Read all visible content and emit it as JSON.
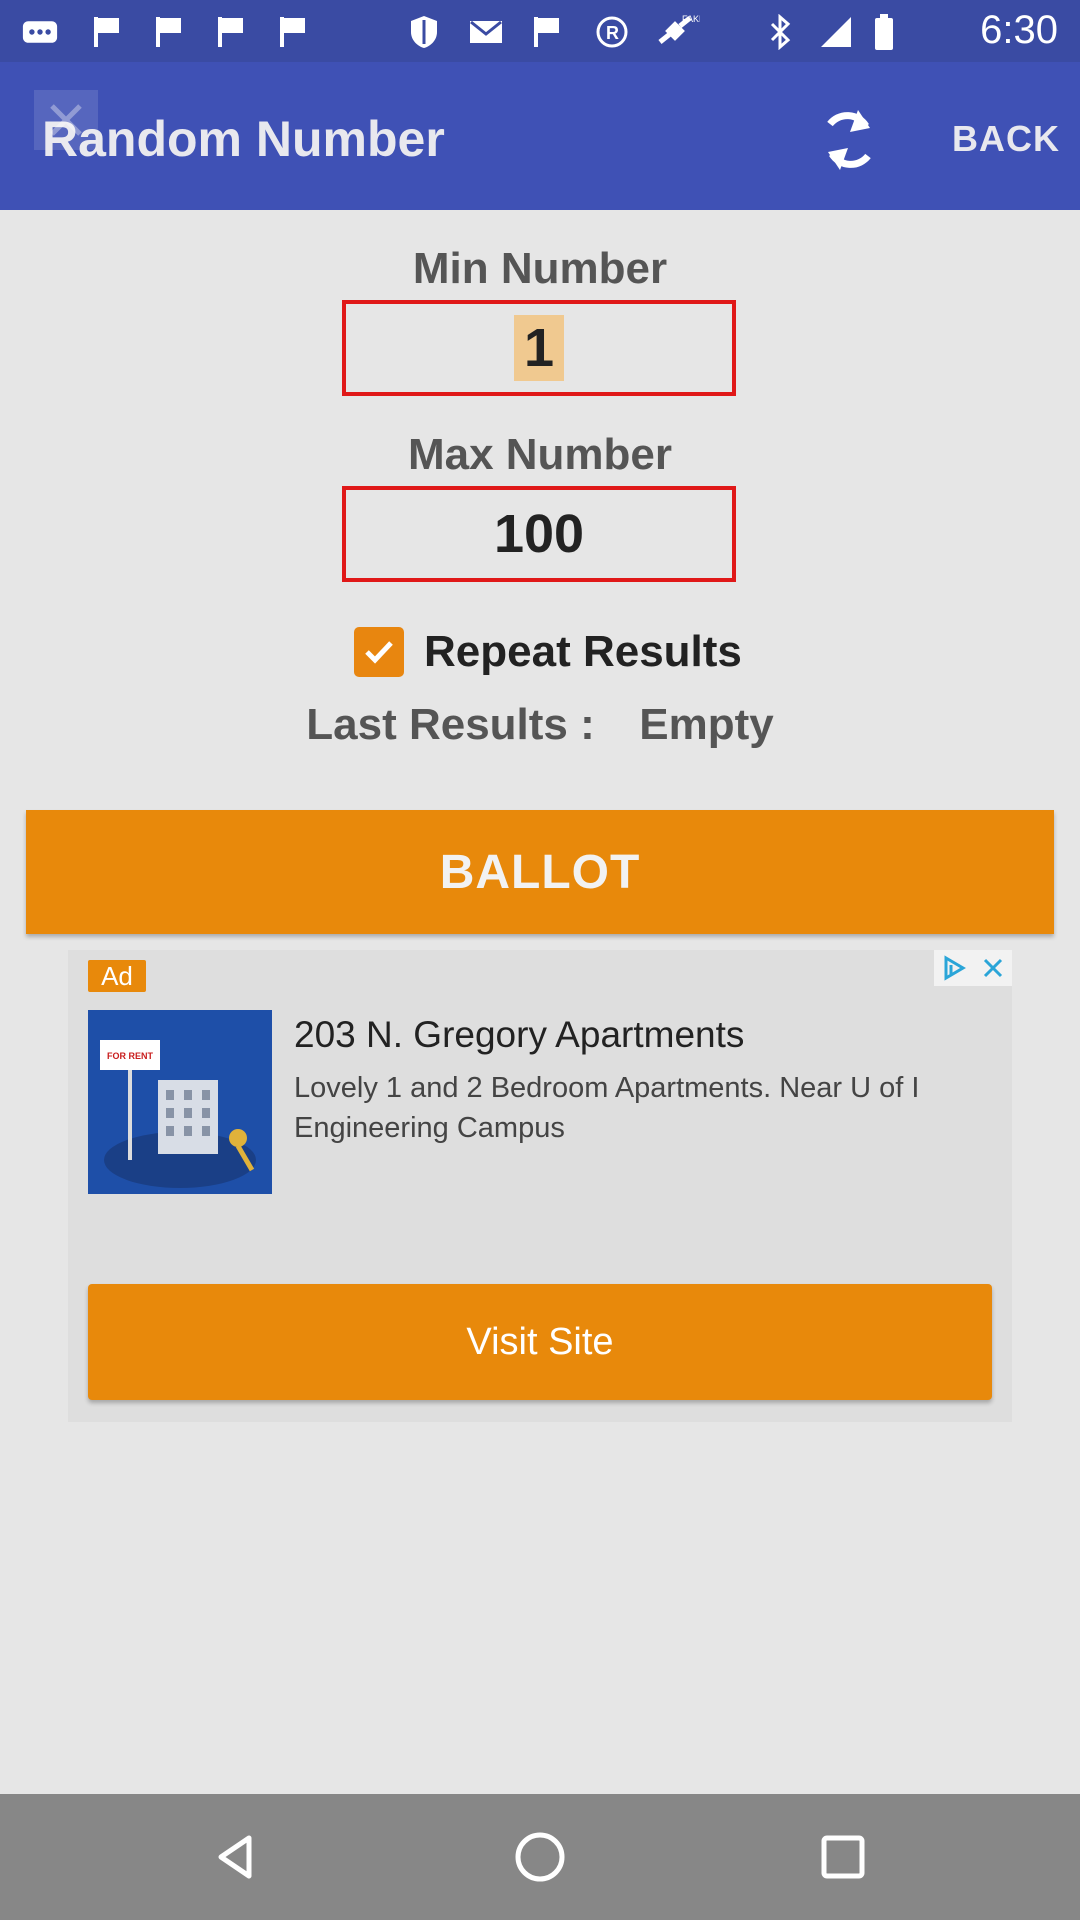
{
  "status_bar": {
    "time": "6:30",
    "icons": [
      "more-dots-icon",
      "flag-icon",
      "flag-icon",
      "flag-icon",
      "flag-icon",
      "shield-icon",
      "mail-icon",
      "flag-icon",
      "registered-icon",
      "fake-gps-icon",
      "bluetooth-icon",
      "signal-icon",
      "battery-icon"
    ]
  },
  "app_bar": {
    "title": "Random Number",
    "back_label": "BACK",
    "refresh_icon": "refresh-icon"
  },
  "form": {
    "min_label": "Min Number",
    "min_value": "1",
    "max_label": "Max Number",
    "max_value": "100",
    "repeat_label": "Repeat Results",
    "repeat_checked": true,
    "last_results_label": "Last Results :",
    "last_results_value": "Empty"
  },
  "ballot_label": "BALLOT",
  "ad": {
    "badge": "Ad",
    "title": "203 N. Gregory Apartments",
    "description": "Lovely 1 and 2 Bedroom Apartments. Near U of I Engineering Campus",
    "image_sign_text": "FOR RENT",
    "cta_label": "Visit Site"
  },
  "colors": {
    "status_bar": "#3a4ba3",
    "app_bar": "#3f51b5",
    "accent": "#e8890b",
    "field_border": "#e01818",
    "background": "#e6e6e6",
    "nav_bar": "#878787"
  },
  "nav_bar": {
    "buttons": [
      "back-triangle-icon",
      "home-circle-icon",
      "recents-square-icon"
    ]
  }
}
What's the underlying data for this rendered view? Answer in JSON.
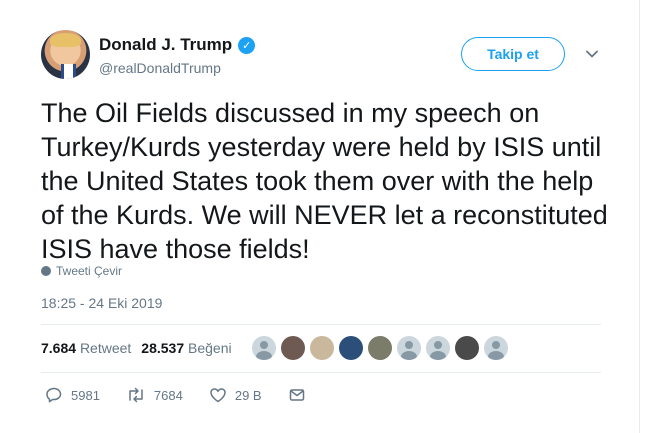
{
  "tweet": {
    "author_name": "Donald J. Trump",
    "author_handle": "@realDonaldTrump",
    "verified_glyph": "✓",
    "follow_label": "Takip et",
    "text": "The Oil Fields discussed in my speech on Turkey/Kurds yesterday were held by ISIS until the United States took them over with the help of the Kurds. We will NEVER let a reconstituted ISIS have those fields!",
    "translate_label": "Tweeti Çevir",
    "timestamp": "18:25 - 24 Eki 2019"
  },
  "stats": {
    "retweets_count": "7.684",
    "retweets_label": "Retweet",
    "likes_count": "28.537",
    "likes_label": "Beğeni"
  },
  "likers": [
    {
      "kind": "default"
    },
    {
      "kind": "photo",
      "color": "#6e5a52"
    },
    {
      "kind": "photo",
      "color": "#c9b89c"
    },
    {
      "kind": "photo",
      "color": "#2c4f7a"
    },
    {
      "kind": "photo",
      "color": "#7c7c6a"
    },
    {
      "kind": "default"
    },
    {
      "kind": "default"
    },
    {
      "kind": "photo",
      "color": "#4a4a4a"
    },
    {
      "kind": "default"
    }
  ],
  "actions": {
    "replies": "5981",
    "retweets": "7684",
    "likes": "29 B"
  },
  "colors": {
    "accent": "#1da1f2",
    "secondary_text": "#657786",
    "divider": "#e6ecf0"
  },
  "icons": [
    "verified-badge-icon",
    "chevron-down-icon",
    "globe-icon",
    "reply-icon",
    "retweet-icon",
    "like-icon",
    "direct-message-icon"
  ]
}
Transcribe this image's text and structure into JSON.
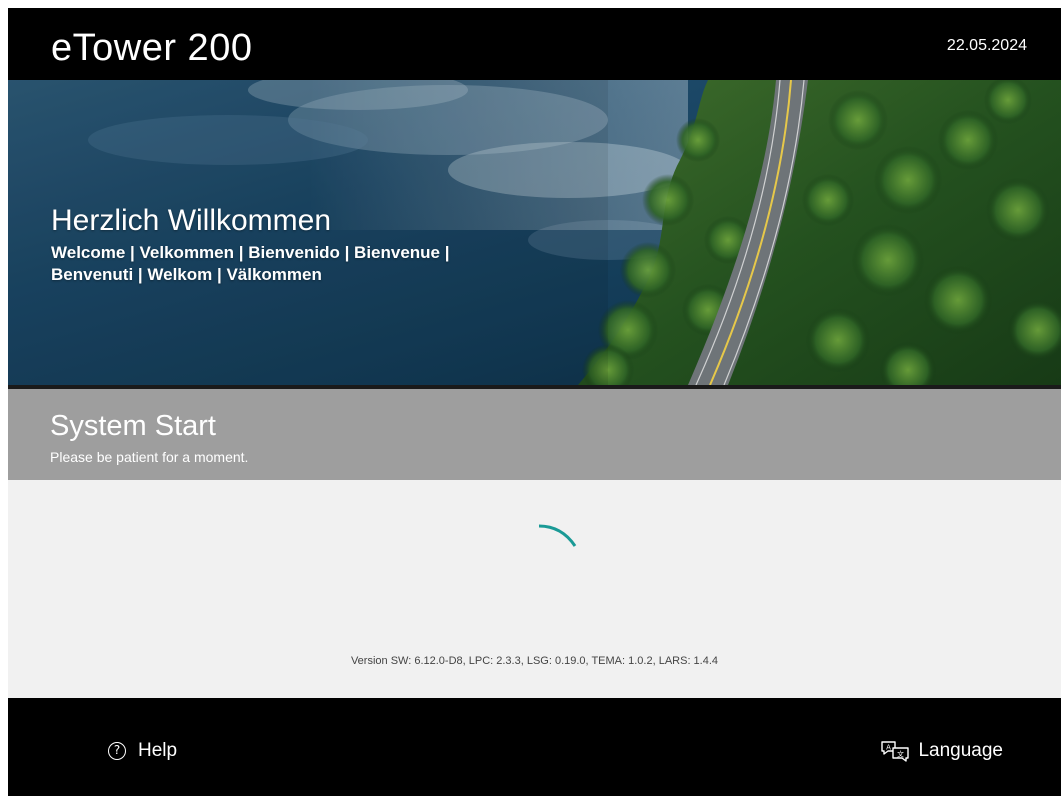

+ + +

_Work to complete:_
Repeat the listing above exactly, with no pictures.

_Output for this exercise:_
Read all visible content and emit it as JSON.
{
  "status_bar": {
    "time": "6:30",
    "icons": [
      "more-dots-icon",
      "flag-icon",
      "flag-icon",
      "flag-icon",
      "flag-icon",
      "shield-icon",
      "mail-icon",
      "flag-icon",
      "registered-icon",
      "fake-gps-icon",
      "bluetooth-icon",
      "signal-icon",
      "battery-icon"
    ]
  },
  "app_bar": {
    "title": "Random Number",
    "back_label": "BACK",
    "refresh_icon": "refresh-icon"
  },
  "form": {
    "min_label": "Min Number",
    "min_value": "1",
    "max_label": "Max Number",
    "max_value": "100",
    "repeat_label": "Repeat Results",
    "repeat_checked": true,
    "last_results_label": "Last Results :",
    "last_results_value": "Empty"
  },
  "ballot_label": "BALLOT",
  "ad": {
    "badge": "Ad",
    "title": "203 N. Gregory Apartments",
    "description": "Lovely 1 and 2 Bedroom Apartments. Near U of I Engineering Campus",
    "image_sign_text": "FOR RENT",
    "cta_label": "Visit Site"
  },
  "colors": {
    "status_bar": "#3a4ba3",
    "app_bar": "#3f51b5",
    "accent": "#e8890b",
    "field_border": "#e01818",
    "background": "#e6e6e6",
    "nav_bar": "#878787"
  },
  "nav_bar": {
    "buttons": [
      "back-triangle-icon",
      "home-circle-icon",
      "recents-square-icon"
    ]
  }
}
What's the underlying data for this rendered view? Answer in JSON.
{
  "tweet": {
    "author_name": "Donald J. Trump",
    "author_handle": "@realDonaldTrump",
    "verified_glyph": "✓",
    "follow_label": "Takip et",
    "text": "The Oil Fields discussed in my speech on Turkey/Kurds yesterday were held by ISIS until the United States took them over with the help of the Kurds. We will NEVER let a reconstituted ISIS have those fields!",
    "translate_label": "Tweeti Çevir",
    "timestamp": "18:25 - 24 Eki 2019"
  },
  "stats": {
    "retweets_count": "7.684",
    "retweets_label": "Retweet",
    "likes_count": "28.537",
    "likes_label": "Beğeni"
  },
  "likers": [
    {
      "kind": "default"
    },
    {
      "kind": "photo",
      "color": "#6e5a52"
    },
    {
      "kind": "photo",
      "color": "#c9b89c"
    },
    {
      "kind": "photo",
      "color": "#2c4f7a"
    },
    {
      "kind": "photo",
      "color": "#7c7c6a"
    },
    {
      "kind": "default"
    },
    {
      "kind": "default"
    },
    {
      "kind": "photo",
      "color": "#4a4a4a"
    },
    {
      "kind": "default"
    }
  ],
  "actions": {
    "replies": "5981",
    "retweets": "7684",
    "likes": "29 B"
  },
  "colors": {
    "accent": "#1da1f2",
    "secondary_text": "#657786",
    "divider": "#e6ecf0"
  },
  "icons": [
    "verified-badge-icon",
    "chevron-down-icon",
    "globe-icon",
    "reply-icon",
    "retweet-icon",
    "like-icon",
    "direct-message-icon"
  ]
}
Transcribe this image's text and structure into JSON.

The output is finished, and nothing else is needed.